PROBLEM => Write out the whole of the material exactly.

(Collected data entries)
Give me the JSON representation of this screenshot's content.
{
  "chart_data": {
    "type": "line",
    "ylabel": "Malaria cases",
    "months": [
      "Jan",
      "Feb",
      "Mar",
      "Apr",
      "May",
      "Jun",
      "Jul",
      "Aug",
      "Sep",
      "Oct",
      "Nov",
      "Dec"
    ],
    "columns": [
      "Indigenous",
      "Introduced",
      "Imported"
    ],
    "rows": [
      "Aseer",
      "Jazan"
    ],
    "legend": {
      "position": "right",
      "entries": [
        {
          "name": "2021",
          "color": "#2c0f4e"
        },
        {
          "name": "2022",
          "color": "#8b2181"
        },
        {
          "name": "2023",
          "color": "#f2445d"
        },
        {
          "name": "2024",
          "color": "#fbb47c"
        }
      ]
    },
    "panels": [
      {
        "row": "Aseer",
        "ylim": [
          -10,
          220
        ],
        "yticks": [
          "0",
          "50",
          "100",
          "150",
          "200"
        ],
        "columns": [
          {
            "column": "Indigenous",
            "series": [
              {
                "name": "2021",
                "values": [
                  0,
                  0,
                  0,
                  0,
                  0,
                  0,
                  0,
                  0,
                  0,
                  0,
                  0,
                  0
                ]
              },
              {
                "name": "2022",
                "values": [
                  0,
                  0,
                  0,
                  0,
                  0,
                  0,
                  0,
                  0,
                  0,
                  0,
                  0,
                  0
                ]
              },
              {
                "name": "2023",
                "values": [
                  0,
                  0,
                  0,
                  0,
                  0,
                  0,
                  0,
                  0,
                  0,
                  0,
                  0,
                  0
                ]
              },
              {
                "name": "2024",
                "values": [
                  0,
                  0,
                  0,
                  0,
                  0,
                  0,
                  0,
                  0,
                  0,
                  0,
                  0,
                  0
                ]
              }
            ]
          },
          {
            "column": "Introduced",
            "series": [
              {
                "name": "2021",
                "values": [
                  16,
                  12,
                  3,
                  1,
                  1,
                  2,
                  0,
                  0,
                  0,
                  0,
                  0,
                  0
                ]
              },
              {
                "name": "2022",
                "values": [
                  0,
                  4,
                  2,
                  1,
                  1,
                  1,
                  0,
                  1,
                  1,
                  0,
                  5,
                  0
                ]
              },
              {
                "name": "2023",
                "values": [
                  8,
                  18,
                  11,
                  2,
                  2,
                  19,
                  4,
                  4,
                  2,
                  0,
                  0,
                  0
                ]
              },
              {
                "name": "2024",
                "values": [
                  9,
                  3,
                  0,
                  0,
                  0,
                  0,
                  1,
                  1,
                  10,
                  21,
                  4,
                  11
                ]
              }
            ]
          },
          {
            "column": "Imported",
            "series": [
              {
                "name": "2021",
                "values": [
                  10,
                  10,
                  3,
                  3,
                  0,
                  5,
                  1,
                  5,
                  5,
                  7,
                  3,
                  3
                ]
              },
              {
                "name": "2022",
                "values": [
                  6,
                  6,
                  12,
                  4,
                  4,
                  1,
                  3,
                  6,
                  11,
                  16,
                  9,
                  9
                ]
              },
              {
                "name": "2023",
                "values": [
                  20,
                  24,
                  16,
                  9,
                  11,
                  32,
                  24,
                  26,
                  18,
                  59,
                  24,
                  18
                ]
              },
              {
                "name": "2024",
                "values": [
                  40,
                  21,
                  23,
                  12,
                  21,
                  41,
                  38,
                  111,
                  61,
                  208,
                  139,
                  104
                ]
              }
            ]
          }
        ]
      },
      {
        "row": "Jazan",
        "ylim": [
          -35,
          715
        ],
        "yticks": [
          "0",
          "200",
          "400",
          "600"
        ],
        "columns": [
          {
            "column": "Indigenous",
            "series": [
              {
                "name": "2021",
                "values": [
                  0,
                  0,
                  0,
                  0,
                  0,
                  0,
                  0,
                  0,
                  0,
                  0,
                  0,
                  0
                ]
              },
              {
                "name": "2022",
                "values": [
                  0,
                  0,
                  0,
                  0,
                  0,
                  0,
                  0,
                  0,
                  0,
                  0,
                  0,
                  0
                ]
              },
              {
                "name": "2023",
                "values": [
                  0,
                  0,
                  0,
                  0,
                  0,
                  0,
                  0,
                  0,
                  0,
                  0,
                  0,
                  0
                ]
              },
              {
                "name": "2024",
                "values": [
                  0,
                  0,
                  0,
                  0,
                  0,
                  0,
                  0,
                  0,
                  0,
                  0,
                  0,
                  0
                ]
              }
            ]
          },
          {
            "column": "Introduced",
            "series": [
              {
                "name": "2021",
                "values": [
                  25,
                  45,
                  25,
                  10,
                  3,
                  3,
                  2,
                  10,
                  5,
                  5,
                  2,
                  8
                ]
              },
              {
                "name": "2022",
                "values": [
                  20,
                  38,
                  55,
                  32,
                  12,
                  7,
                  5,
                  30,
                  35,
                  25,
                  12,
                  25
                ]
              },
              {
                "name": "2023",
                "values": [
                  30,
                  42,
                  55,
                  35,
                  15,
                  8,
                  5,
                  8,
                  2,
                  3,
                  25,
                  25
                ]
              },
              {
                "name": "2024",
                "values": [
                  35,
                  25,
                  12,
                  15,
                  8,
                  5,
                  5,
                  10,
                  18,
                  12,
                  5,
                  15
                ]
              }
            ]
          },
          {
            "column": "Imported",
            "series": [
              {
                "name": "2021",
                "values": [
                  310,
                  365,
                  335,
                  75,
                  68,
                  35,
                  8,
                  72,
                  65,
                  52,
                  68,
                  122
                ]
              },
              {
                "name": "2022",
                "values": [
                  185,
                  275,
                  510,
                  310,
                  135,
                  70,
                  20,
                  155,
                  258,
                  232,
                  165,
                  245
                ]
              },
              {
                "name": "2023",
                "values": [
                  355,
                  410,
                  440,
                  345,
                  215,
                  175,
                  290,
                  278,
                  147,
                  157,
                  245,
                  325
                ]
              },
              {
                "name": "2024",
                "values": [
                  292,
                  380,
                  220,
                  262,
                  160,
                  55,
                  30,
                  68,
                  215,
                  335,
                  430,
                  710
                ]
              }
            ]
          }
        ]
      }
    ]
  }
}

ANSWER TO THE EXERCISE =>
Give me the JSON representation of this screenshot's content.
{
  "chart_data": {
    "type": "line",
    "ylabel": "Malaria cases",
    "months": [
      "Jan",
      "Feb",
      "Mar",
      "Apr",
      "May",
      "Jun",
      "Jul",
      "Aug",
      "Sep",
      "Oct",
      "Nov",
      "Dec"
    ],
    "columns": [
      "Indigenous",
      "Introduced",
      "Imported"
    ],
    "rows": [
      "Aseer",
      "Jazan"
    ],
    "legend": {
      "position": "right",
      "entries": [
        {
          "name": "2021",
          "color": "#2c0f4e"
        },
        {
          "name": "2022",
          "color": "#8b2181"
        },
        {
          "name": "2023",
          "color": "#f2445d"
        },
        {
          "name": "2024",
          "color": "#fbb47c"
        }
      ]
    },
    "panels": [
      {
        "row": "Aseer",
        "ylim": [
          -10,
          220
        ],
        "yticks": [
          "0",
          "50",
          "100",
          "150",
          "200"
        ],
        "columns": [
          {
            "column": "Indigenous",
            "series": [
              {
                "name": "2021",
                "values": [
                  0,
                  0,
                  0,
                  0,
                  0,
                  0,
                  0,
                  0,
                  0,
                  0,
                  0,
                  0
                ]
              },
              {
                "name": "2022",
                "values": [
                  0,
                  0,
                  0,
                  0,
                  0,
                  0,
                  0,
                  0,
                  0,
                  0,
                  0,
                  0
                ]
              },
              {
                "name": "2023",
                "values": [
                  0,
                  0,
                  0,
                  0,
                  0,
                  0,
                  0,
                  0,
                  0,
                  0,
                  0,
                  0
                ]
              },
              {
                "name": "2024",
                "values": [
                  0,
                  0,
                  0,
                  0,
                  0,
                  0,
                  0,
                  0,
                  0,
                  0,
                  0,
                  0
                ]
              }
            ]
          },
          {
            "column": "Introduced",
            "series": [
              {
                "name": "2021",
                "values": [
                  16,
                  12,
                  3,
                  1,
                  1,
                  2,
                  0,
                  0,
                  0,
                  0,
                  0,
                  0
                ]
              },
              {
                "name": "2022",
                "values": [
                  0,
                  4,
                  2,
                  1,
                  1,
                  1,
                  0,
                  1,
                  1,
                  0,
                  5,
                  0
                ]
              },
              {
                "name": "2023",
                "values": [
                  8,
                  18,
                  11,
                  2,
                  2,
                  19,
                  4,
                  4,
                  2,
                  0,
                  0,
                  0
                ]
              },
              {
                "name": "2024",
                "values": [
                  9,
                  3,
                  0,
                  0,
                  0,
                  0,
                  1,
                  1,
                  10,
                  21,
                  4,
                  11
                ]
              }
            ]
          },
          {
            "column": "Imported",
            "series": [
              {
                "name": "2021",
                "values": [
                  10,
                  10,
                  3,
                  3,
                  0,
                  5,
                  1,
                  5,
                  5,
                  7,
                  3,
                  3
                ]
              },
              {
                "name": "2022",
                "values": [
                  6,
                  6,
                  12,
                  4,
                  4,
                  1,
                  3,
                  6,
                  11,
                  16,
                  9,
                  9
                ]
              },
              {
                "name": "2023",
                "values": [
                  20,
                  24,
                  16,
                  9,
                  11,
                  32,
                  24,
                  26,
                  18,
                  59,
                  24,
                  18
                ]
              },
              {
                "name": "2024",
                "values": [
                  40,
                  21,
                  23,
                  12,
                  21,
                  41,
                  38,
                  111,
                  61,
                  208,
                  139,
                  104
                ]
              }
            ]
          }
        ]
      },
      {
        "row": "Jazan",
        "ylim": [
          -35,
          715
        ],
        "yticks": [
          "0",
          "200",
          "400",
          "600"
        ],
        "columns": [
          {
            "column": "Indigenous",
            "series": [
              {
                "name": "2021",
                "values": [
                  0,
                  0,
                  0,
                  0,
                  0,
                  0,
                  0,
                  0,
                  0,
                  0,
                  0,
                  0
                ]
              },
              {
                "name": "2022",
                "values": [
                  0,
                  0,
                  0,
                  0,
                  0,
                  0,
                  0,
                  0,
                  0,
                  0,
                  0,
                  0
                ]
              },
              {
                "name": "2023",
                "values": [
                  0,
                  0,
                  0,
                  0,
                  0,
                  0,
                  0,
                  0,
                  0,
                  0,
                  0,
                  0
                ]
              },
              {
                "name": "2024",
                "values": [
                  0,
                  0,
                  0,
                  0,
                  0,
                  0,
                  0,
                  0,
                  0,
                  0,
                  0,
                  0
                ]
              }
            ]
          },
          {
            "column": "Introduced",
            "series": [
              {
                "name": "2021",
                "values": [
                  25,
                  45,
                  25,
                  10,
                  3,
                  3,
                  2,
                  10,
                  5,
                  5,
                  2,
                  8
                ]
              },
              {
                "name": "2022",
                "values": [
                  20,
                  38,
                  55,
                  32,
                  12,
                  7,
                  5,
                  30,
                  35,
                  25,
                  12,
                  25
                ]
              },
              {
                "name": "2023",
                "values": [
                  30,
                  42,
                  55,
                  35,
                  15,
                  8,
                  5,
                  8,
                  2,
                  3,
                  25,
                  25
                ]
              },
              {
                "name": "2024",
                "values": [
                  35,
                  25,
                  12,
                  15,
                  8,
                  5,
                  5,
                  10,
                  18,
                  12,
                  5,
                  15
                ]
              }
            ]
          },
          {
            "column": "Imported",
            "series": [
              {
                "name": "2021",
                "values": [
                  310,
                  365,
                  335,
                  75,
                  68,
                  35,
                  8,
                  72,
                  65,
                  52,
                  68,
                  122
                ]
              },
              {
                "name": "2022",
                "values": [
                  185,
                  275,
                  510,
                  310,
                  135,
                  70,
                  20,
                  155,
                  258,
                  232,
                  165,
                  245
                ]
              },
              {
                "name": "2023",
                "values": [
                  355,
                  410,
                  440,
                  345,
                  215,
                  175,
                  290,
                  278,
                  147,
                  157,
                  245,
                  325
                ]
              },
              {
                "name": "2024",
                "values": [
                  292,
                  380,
                  220,
                  262,
                  160,
                  55,
                  30,
                  68,
                  215,
                  335,
                  430,
                  710
                ]
              }
            ]
          }
        ]
      }
    ]
  }
}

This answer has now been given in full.